Records contained in a dataset:
* * * * * * * * *

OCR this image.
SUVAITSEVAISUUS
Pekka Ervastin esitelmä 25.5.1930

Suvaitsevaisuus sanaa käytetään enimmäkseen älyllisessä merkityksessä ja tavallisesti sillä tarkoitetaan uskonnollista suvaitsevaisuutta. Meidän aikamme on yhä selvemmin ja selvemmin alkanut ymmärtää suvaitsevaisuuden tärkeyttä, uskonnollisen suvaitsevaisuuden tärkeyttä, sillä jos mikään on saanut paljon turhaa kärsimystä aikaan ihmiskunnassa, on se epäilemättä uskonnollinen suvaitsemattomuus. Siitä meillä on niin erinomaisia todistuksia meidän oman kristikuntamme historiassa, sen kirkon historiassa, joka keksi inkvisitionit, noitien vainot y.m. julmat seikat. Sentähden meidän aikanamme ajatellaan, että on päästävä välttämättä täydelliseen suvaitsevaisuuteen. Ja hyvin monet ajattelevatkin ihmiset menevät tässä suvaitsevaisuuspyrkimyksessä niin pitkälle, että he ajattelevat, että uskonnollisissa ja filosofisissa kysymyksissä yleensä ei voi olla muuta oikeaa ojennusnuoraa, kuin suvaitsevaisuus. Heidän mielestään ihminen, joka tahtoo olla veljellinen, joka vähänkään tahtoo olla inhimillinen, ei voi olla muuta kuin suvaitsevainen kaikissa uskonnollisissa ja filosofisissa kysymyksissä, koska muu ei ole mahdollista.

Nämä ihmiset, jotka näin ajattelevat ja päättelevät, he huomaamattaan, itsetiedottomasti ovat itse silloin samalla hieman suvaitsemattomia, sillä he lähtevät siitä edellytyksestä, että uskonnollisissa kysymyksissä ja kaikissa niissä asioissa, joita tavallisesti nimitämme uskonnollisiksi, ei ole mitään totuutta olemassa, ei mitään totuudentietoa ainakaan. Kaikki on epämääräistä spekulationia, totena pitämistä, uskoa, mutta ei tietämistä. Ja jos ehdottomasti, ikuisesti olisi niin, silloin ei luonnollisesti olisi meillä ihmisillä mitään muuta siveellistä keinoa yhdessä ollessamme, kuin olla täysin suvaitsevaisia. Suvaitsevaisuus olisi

* * * * * * * * *

WHAT NEEDS TO BE DONE
Go through the records. Copy each line where "niin" appears.

FINAL RESULT
Suvaitsevaisuus sanaa käytetään enimmäkseen älyllisessä merkityksessä ja tavallisesti sillä tarkoitetaan uskonnollista suvaitsevaisuutta. Meidän aikamme on yhä selvemmin ja selvemmin alkanut ymmärtää suvaitsevaisuuden tärkeyttä, uskonnollisen suvaitsevaisuuden tärkeyttä, sillä jos mikään on saanut paljon turhaa kärsimystä aikaan ihmiskunnassa, on se epäilemättä uskonnollinen suvaitsemattomuus. Siitä meillä on niin erinomaisia todistuksia meidän oman kristikuntamme historiassa, sen kirkon historiassa, joka keksi inkvisitionit, noitien vainot y.m. julmat seikat. Sentähden meidän aikanamme ajatellaan, että on päästävä välttämättä täydelliseen suvaitsevaisuuteen. Ja hyvin monet ajattelevatkin ihmiset menevät tässä suvaitsevaisuuspyrkimyksessä niin pitkälle, että he ajattelevat, että uskonnollisissa ja filosofisissa kysymyksissä yleensä ei voi olla muuta oikeaa ojennusnuoraa, kuin suvaitsevaisuus. Heidän mielestään ihminen, joka tahtoo olla veljellinen, joka vähänkään tahtoo olla inhimillinen, ei voi olla muuta kuin suvaitsevainen kaikissa uskonnollisissa ja filosofisissa kysymyksissä, koska muu ei ole mahdollista.
Nämä ihmiset, jotka näin ajattelevat ja päättelevät, he huomaamattaan, itsetiedottomasti ovat itse silloin samalla hieman suvaitsemattomia, sillä he lähtevät siitä edellytyksestä, että uskonnollisissa kysymyksissä ja kaikissa niissä asioissa, joita tavallisesti nimitämme uskonnollisiksi, ei ole mitään totuutta olemassa, ei mitään totuudentietoa ainakaan. Kaikki on epämääräistä spekulationia, totena pitämistä, uskoa, mutta ei tietämistä. Ja jos ehdottomasti, ikuisesti olisi niin, silloin ei luonnollisesti olisi meillä ihmisillä mitään muuta siveellistä keinoa yhdessä ollessamme, kuin olla täysin suvaitsevaisia. Suvaitsevaisuus olisi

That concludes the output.